▸ **EXERCISE AIM**: Quote the lines below from the one containing "Decode this image" to the final line, both ends included; exclude the pictures.

====================

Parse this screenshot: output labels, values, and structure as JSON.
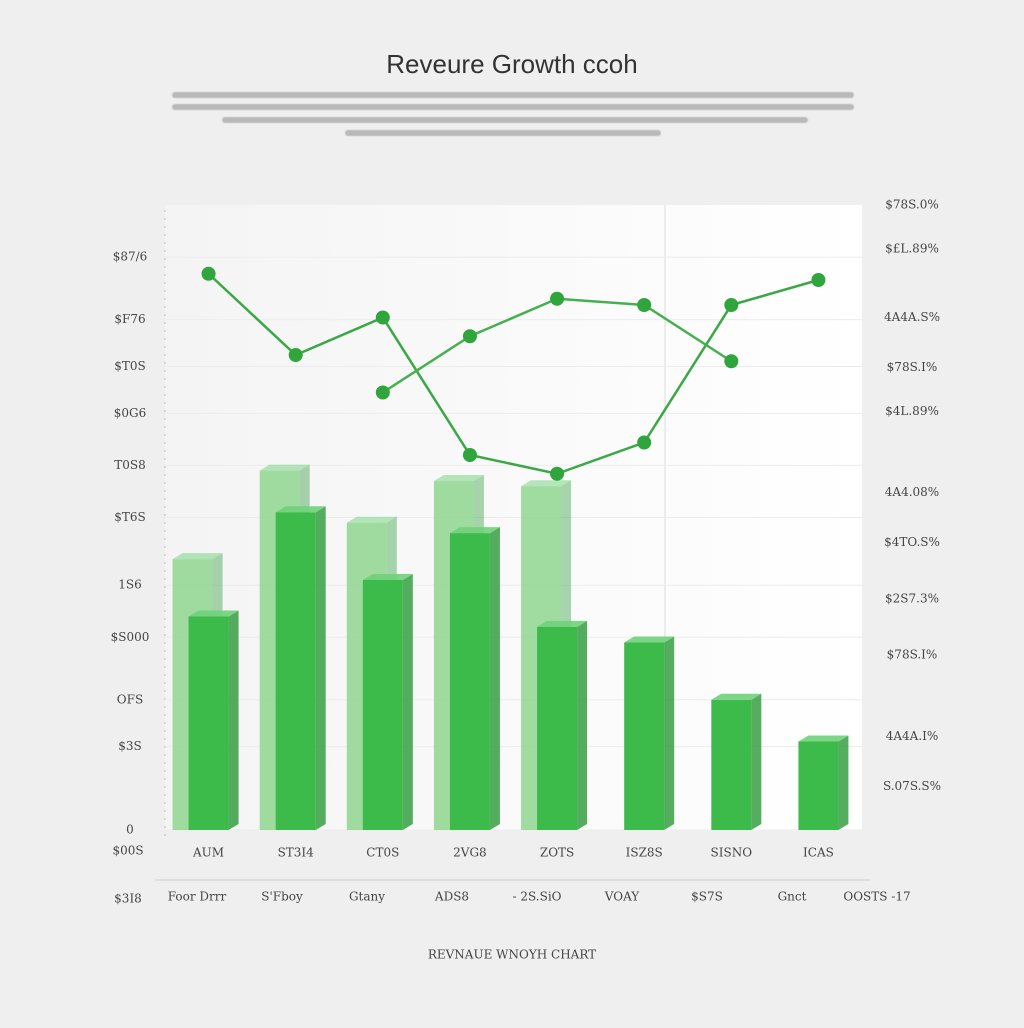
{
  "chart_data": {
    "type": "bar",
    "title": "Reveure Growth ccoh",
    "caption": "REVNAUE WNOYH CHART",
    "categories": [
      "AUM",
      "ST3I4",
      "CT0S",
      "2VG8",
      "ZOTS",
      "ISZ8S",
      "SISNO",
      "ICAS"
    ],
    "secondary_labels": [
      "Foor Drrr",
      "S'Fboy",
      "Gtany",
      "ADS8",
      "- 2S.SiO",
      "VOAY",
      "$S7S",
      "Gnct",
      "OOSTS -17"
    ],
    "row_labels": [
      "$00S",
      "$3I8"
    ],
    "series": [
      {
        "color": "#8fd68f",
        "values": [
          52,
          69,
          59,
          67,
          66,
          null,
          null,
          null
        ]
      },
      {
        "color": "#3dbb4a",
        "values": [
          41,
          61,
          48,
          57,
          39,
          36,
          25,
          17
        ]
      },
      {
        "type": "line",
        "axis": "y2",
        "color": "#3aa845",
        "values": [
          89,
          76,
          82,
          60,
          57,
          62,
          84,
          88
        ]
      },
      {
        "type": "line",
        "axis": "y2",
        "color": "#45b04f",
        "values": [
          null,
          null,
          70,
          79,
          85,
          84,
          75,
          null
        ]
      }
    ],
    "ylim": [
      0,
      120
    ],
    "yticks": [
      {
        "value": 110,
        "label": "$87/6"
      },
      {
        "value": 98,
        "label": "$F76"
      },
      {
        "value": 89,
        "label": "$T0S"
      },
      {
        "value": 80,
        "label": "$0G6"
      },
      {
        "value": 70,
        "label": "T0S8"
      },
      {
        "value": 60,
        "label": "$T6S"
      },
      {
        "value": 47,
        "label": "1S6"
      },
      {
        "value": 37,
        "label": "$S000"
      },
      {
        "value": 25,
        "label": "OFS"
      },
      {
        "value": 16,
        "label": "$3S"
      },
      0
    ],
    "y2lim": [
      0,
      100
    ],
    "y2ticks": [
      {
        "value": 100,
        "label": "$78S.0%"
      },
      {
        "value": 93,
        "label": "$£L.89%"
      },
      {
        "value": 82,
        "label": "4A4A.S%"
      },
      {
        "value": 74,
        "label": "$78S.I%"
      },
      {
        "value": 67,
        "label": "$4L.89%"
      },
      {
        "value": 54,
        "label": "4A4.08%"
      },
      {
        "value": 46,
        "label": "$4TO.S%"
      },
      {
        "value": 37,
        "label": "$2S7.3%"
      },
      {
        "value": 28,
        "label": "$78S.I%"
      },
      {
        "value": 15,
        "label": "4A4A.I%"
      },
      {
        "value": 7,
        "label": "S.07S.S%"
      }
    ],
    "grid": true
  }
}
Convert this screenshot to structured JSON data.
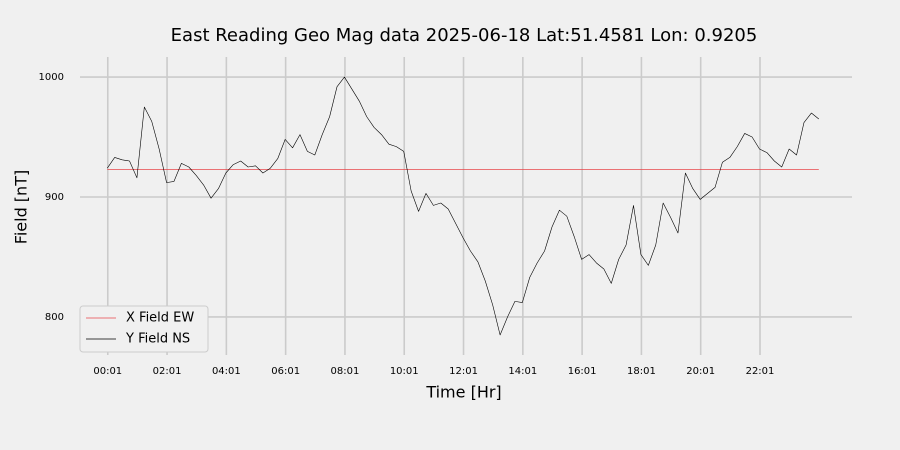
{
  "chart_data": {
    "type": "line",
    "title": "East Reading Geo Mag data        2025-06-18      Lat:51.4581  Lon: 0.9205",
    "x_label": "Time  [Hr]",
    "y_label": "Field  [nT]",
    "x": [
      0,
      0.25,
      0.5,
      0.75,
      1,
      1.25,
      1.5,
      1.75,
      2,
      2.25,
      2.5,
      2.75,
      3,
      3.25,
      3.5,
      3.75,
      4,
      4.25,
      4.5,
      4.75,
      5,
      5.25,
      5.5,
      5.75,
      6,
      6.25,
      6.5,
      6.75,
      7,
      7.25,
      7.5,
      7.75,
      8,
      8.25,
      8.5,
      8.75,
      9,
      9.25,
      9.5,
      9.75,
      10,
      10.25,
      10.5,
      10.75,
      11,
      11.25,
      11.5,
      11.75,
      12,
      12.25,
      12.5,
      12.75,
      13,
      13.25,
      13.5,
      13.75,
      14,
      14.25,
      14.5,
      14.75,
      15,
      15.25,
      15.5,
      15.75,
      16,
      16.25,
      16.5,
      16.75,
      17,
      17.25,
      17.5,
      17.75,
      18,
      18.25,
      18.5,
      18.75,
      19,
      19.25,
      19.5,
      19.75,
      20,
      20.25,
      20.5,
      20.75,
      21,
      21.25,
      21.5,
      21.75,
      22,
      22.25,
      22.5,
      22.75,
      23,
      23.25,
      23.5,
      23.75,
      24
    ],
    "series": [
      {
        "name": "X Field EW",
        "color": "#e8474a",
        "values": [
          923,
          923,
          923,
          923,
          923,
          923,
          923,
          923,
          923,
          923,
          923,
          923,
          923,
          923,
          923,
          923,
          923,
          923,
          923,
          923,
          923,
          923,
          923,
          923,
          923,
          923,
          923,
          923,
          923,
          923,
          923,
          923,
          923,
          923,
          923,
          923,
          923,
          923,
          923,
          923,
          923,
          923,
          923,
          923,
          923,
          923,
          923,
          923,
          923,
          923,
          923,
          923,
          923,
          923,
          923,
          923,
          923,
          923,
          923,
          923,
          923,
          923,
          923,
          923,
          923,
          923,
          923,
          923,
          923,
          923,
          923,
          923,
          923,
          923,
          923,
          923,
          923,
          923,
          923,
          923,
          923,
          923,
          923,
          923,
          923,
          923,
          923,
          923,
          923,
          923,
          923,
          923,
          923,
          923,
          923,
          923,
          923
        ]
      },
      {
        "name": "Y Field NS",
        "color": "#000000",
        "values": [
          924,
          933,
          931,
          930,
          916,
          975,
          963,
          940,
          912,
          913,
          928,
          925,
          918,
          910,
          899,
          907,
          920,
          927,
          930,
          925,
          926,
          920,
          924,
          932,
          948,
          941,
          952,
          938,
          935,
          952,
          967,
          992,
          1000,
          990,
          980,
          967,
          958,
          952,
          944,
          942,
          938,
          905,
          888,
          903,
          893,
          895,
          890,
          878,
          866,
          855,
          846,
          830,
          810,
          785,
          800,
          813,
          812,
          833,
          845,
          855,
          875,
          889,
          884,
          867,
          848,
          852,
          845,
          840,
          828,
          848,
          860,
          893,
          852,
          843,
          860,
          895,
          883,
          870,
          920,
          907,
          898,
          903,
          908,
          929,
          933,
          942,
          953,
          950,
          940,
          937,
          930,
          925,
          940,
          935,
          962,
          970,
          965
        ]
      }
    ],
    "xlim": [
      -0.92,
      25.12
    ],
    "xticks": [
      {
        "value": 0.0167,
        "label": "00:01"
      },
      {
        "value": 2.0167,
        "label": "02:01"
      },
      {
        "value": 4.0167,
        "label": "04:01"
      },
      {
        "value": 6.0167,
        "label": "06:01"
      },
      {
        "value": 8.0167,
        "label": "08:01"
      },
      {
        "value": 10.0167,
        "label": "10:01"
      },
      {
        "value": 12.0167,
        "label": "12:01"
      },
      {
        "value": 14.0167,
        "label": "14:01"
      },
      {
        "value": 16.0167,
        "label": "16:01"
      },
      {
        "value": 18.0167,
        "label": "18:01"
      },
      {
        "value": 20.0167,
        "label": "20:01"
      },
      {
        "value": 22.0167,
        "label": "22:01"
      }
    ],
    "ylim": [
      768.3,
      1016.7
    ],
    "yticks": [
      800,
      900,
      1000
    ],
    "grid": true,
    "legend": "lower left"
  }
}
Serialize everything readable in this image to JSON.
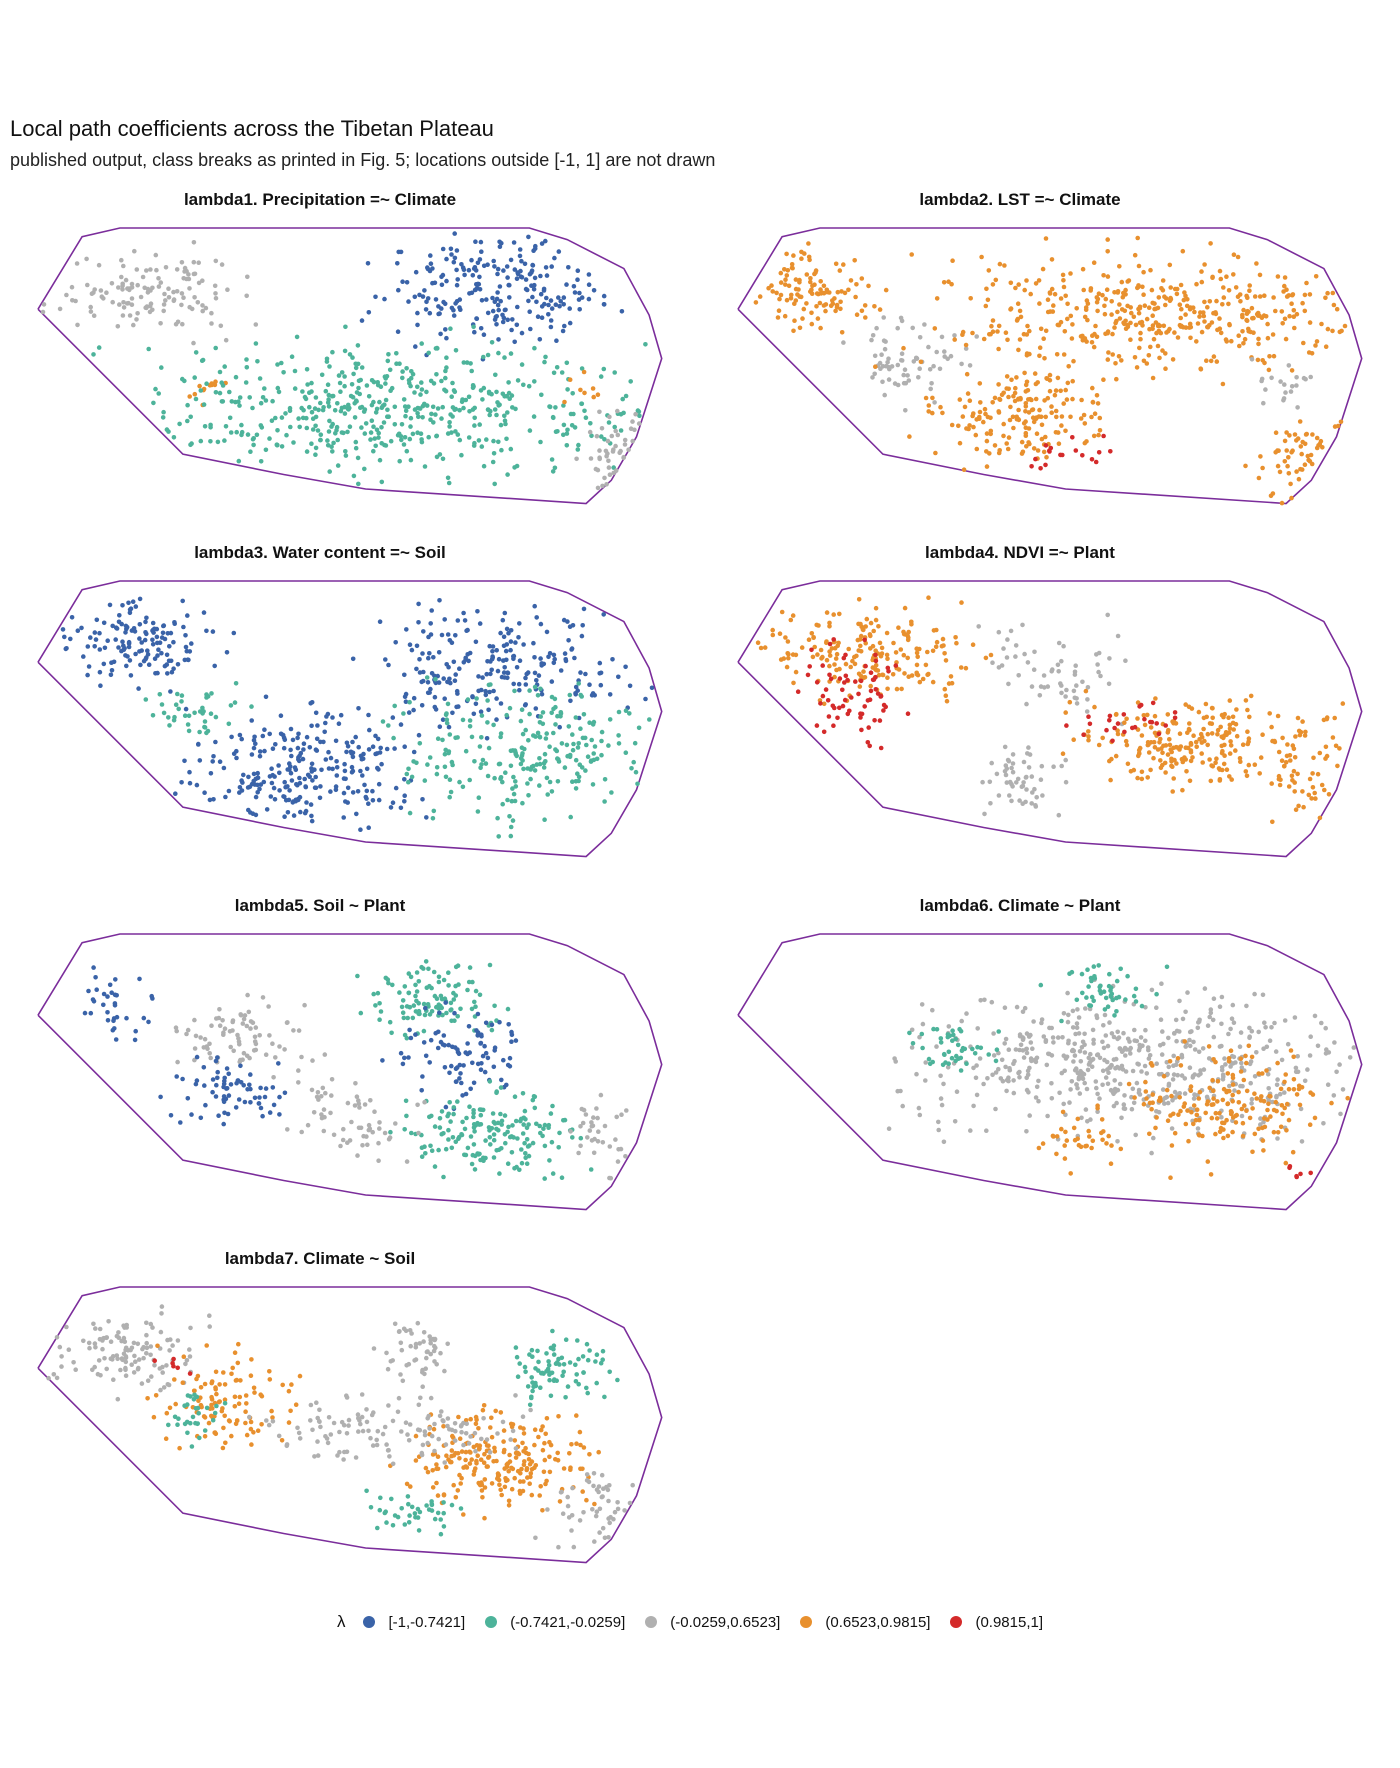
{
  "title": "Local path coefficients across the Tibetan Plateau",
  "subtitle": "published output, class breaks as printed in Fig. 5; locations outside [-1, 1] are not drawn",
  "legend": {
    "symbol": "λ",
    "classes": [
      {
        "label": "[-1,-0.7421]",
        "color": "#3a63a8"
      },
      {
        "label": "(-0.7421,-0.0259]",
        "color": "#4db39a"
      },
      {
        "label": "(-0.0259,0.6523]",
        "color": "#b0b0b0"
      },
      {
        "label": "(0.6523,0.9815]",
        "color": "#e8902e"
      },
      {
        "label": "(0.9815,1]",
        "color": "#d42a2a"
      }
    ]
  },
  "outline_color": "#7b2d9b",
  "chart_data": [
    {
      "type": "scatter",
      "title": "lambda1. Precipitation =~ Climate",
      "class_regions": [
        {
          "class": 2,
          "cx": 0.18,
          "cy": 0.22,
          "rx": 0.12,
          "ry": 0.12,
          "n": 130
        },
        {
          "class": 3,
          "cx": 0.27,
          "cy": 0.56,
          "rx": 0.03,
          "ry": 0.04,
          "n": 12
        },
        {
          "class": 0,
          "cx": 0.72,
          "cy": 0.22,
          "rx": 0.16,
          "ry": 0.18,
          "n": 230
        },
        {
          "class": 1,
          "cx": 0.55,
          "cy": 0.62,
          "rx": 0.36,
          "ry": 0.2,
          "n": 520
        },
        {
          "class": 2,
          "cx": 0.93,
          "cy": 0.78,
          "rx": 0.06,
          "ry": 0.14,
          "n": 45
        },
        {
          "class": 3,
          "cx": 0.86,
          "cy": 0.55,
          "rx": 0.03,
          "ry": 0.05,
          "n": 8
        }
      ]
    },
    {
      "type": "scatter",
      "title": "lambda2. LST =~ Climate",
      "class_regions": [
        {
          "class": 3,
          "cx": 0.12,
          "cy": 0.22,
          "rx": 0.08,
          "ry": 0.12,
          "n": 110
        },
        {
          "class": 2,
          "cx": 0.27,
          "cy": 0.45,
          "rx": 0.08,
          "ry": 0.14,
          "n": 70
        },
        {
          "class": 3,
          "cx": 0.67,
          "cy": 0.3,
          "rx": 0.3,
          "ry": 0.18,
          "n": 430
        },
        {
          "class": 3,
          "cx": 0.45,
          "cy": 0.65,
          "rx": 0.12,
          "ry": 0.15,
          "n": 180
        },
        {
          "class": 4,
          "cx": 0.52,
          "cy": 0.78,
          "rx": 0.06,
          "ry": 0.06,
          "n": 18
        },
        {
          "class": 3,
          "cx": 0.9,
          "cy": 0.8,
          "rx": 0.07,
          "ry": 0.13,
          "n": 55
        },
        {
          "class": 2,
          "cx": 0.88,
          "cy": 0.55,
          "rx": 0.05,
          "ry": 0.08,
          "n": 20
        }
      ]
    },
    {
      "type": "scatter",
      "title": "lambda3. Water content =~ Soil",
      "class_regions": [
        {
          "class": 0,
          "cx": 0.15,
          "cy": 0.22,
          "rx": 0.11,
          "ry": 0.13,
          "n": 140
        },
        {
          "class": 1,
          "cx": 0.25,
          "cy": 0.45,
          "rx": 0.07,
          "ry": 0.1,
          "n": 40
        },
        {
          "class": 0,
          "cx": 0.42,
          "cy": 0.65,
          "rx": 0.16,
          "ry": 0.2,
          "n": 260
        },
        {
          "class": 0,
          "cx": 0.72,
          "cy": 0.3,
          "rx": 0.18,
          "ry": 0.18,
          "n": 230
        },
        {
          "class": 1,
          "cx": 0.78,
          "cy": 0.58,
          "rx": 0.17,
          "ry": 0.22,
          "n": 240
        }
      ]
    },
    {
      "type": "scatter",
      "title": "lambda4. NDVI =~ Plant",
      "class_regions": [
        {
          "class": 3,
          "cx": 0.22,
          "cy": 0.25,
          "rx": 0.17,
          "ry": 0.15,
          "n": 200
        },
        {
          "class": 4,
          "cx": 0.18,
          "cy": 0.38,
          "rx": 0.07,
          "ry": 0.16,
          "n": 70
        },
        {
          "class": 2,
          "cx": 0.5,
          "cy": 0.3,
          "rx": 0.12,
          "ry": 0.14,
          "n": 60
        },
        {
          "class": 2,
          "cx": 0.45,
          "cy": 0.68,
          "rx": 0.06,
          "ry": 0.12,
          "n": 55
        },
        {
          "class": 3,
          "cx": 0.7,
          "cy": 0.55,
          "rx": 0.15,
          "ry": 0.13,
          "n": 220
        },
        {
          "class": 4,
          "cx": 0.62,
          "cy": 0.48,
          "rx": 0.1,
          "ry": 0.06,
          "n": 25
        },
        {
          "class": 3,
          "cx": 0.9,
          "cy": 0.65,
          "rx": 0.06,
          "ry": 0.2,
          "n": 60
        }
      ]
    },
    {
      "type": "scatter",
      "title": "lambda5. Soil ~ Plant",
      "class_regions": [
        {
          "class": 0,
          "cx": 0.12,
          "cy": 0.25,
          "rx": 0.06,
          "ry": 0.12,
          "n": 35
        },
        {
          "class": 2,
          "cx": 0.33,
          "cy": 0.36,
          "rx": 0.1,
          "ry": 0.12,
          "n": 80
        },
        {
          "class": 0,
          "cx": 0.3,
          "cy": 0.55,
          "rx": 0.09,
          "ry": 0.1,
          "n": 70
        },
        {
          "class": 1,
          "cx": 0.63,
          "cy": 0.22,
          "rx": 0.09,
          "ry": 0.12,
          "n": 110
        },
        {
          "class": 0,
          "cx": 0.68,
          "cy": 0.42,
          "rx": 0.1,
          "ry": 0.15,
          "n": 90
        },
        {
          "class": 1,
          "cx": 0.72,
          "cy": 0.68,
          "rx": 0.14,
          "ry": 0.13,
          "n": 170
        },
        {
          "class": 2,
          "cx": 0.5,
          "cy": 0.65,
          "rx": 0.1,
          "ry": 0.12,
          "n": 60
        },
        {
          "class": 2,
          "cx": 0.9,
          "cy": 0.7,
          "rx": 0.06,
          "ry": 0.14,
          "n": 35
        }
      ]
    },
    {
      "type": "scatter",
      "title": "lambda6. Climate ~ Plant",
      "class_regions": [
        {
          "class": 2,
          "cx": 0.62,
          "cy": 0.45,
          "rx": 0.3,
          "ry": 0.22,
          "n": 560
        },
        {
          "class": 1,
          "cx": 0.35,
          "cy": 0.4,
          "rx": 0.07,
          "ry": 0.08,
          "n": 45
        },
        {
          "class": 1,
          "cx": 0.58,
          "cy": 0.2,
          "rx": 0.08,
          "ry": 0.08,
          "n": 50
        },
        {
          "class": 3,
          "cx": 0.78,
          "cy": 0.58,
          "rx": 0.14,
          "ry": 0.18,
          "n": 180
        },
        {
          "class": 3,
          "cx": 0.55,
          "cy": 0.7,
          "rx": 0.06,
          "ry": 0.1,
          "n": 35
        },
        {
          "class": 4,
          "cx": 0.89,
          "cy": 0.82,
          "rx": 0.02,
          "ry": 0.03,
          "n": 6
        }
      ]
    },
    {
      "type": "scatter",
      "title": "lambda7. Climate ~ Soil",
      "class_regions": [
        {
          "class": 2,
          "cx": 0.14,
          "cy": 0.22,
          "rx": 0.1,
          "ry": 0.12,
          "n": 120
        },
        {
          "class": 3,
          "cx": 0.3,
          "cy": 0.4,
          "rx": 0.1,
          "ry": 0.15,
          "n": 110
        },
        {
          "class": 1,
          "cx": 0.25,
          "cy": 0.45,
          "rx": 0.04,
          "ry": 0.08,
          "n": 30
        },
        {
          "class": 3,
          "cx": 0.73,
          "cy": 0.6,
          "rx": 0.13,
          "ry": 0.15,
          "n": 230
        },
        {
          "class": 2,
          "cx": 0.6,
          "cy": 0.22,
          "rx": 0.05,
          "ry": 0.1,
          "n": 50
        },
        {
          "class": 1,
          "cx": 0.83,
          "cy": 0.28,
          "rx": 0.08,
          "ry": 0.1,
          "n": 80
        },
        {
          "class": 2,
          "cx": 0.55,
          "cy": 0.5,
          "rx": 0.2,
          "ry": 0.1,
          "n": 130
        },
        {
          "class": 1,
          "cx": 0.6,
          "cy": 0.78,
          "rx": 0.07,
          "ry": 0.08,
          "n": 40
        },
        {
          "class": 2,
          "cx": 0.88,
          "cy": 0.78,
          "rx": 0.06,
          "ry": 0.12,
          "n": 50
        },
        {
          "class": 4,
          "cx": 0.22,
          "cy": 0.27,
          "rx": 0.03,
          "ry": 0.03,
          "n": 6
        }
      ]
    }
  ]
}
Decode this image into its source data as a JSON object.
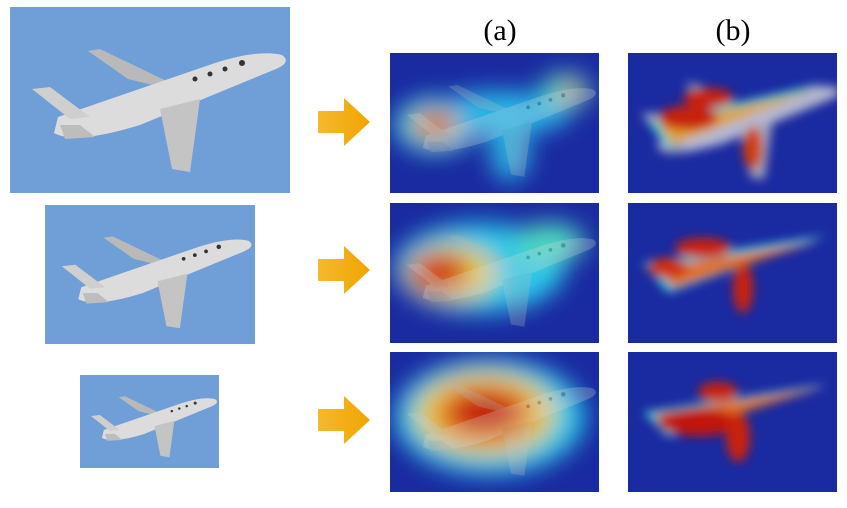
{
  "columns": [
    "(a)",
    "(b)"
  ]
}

====================

▸ **TASK OUTPUT**:
Decode this image into its source data as a JSON object.
{
  "columns": [
    "(a)",
    "(b)"
  ]
}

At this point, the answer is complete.